EXERCISE: Continue the article about Megan Ball Neel's path to law school from the point where it stops.

DOCUMENT:
— Begin —

Sociology major Megan Ball Neel completes degree, awarded UH Law Center scholarship

Student: Megan Ball Neel

Three years ago, Megan Ball Neel was a divorced, single mother suddenly unemployed when the company she worked for closed.

Today, she is a newlywed and a Spring 2013 graduate with a bachelor’s of arts in sociology and a scholarship to attend the UH Law Center next fall.

The turnaround in her life circumstances has been a challenging journey that includes uprooting herself and her family from her hometown of Baton Rouge, La. after Hurricane Katrina. The ability of natural disasters and economic slowdowns to throw her plans off course taught Mrs. Neel how to expect the unexpected.

But she was completely unprepared for the unexpected to arrive as good news – a scholarship she didn’t know existed.

“I was surprised when I was contacted about being awarded the scholarship,” said Neel. “This was one of very few scholarship opportunities, and it can be renewed annually if I remain in the top 70% of the class.”

All applicants accepted to the UH Law Center are automatically placed into consideration for a Dean’s Scholarship. No action is required by the student.

These merit-based scholarships vary in number and amount. For Mrs. Neel, the award will cover about one-third of the cost of her law school education.

It’s another twist in a life journey filled with highs and lows.

Neel was juggling a lot when she was living in Baton Rouge. She was married with kids, working various jobs to make ends meet and attending community college.

Hurricane Katrina hit the Gulf Coast in 2005 and forced residents of New Orleans and other heavily-damaged towns to move to higher land.

“My husband and I moved with our children to Houston after Hurricane Katrina,” said Neel. “At the time, my husband worked for a company that was based in New Orleans, and he needed to find a new job.”

— End —

RECORDED DATA:

— Begin —

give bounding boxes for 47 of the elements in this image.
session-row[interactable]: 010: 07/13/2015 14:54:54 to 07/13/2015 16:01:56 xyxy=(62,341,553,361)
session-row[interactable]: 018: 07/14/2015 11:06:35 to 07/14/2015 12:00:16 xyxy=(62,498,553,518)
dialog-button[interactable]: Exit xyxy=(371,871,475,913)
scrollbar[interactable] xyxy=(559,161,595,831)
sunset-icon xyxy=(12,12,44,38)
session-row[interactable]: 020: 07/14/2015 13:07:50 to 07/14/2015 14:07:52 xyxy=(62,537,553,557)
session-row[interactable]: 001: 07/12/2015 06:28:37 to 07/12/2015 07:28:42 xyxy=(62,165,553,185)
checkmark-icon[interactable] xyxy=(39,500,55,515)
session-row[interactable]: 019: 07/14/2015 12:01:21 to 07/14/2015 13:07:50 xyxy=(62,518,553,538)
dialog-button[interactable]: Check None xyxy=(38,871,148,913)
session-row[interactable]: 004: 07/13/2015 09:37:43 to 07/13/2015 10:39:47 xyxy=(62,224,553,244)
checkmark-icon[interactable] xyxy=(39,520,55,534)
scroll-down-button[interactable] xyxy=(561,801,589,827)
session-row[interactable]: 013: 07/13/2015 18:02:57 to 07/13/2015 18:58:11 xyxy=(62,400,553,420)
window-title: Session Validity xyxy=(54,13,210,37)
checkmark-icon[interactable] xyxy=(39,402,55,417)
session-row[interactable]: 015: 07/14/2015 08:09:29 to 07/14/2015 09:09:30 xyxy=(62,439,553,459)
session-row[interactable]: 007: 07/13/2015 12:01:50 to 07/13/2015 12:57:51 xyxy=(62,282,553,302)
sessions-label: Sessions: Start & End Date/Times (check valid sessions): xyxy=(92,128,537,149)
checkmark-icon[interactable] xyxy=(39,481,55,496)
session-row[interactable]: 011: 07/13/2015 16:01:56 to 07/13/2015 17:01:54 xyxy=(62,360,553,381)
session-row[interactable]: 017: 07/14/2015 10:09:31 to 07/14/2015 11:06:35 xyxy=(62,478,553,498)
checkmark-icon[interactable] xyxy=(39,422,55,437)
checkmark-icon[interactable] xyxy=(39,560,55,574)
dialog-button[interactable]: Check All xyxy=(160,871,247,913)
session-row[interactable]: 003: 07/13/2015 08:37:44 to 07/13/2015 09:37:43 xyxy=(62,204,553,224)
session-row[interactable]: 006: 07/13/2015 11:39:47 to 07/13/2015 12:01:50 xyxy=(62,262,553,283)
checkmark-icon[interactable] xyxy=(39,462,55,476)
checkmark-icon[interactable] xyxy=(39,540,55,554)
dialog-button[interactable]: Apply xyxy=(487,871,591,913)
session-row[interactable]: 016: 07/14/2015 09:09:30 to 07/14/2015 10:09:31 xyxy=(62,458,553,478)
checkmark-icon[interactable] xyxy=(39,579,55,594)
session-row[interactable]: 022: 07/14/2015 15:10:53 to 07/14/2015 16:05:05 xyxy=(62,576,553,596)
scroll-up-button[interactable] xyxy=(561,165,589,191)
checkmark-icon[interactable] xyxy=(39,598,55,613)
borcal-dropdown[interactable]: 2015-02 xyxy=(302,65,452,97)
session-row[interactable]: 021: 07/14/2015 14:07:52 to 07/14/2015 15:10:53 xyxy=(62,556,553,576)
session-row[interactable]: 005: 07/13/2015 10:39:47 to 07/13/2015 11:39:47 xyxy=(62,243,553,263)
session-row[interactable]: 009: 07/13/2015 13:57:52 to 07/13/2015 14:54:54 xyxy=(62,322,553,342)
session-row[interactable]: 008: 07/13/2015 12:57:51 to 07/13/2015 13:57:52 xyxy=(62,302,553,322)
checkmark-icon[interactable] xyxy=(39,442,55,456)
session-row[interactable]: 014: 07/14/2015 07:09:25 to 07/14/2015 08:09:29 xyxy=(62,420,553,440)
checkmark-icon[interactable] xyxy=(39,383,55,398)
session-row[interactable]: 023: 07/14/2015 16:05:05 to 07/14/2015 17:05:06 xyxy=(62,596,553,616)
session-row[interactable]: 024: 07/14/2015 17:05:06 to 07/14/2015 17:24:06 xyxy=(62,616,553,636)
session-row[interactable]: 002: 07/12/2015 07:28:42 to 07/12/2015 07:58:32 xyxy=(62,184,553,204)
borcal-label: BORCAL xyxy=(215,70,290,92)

— End —

THE RESPONSE:
After moving, Neel could not afford to continue her education. She had out-of-state resident status and the cost of community college tuition at those rates was too high. So she postponed college.

 Her plans to go back to school were delayed further when she and her husband divorced in 2008. But she didn’t let the change in her marital status stop her from pursuing her education for long.

“By 2009, I was a single mom with two kids, working full time, and attending San Jacinto Community College full time,” Neel said. “I managed to maintain a 3.0 grade point average. It was a very stressful time.”

Things got worse. In June 2010, the company that she worked for shut its doors, leaving Neel unemployed. She turned that misfortune into her motivation.

“I decided at that time to just finish my education,” said Neel. “With my mom’s help, scholarships, and grants I was able to continue going to school.”

She enrolled at University of Houston – Clear Lake and majored in social work. But, after about a year, she transferred to the flagship campus of the UH System and changed her major to sociology and added a minor in political science.

“I wasn’t passionate about social work,” said Neel. “It’s a great field, but not for me. I wanted to have a career where I could help people. I also wanted to be able to financially support my kids and help them prepare for their future.”

The first step in helping her own children was the college transfer. The courses at the main campus were offered during the hours her kids were in school.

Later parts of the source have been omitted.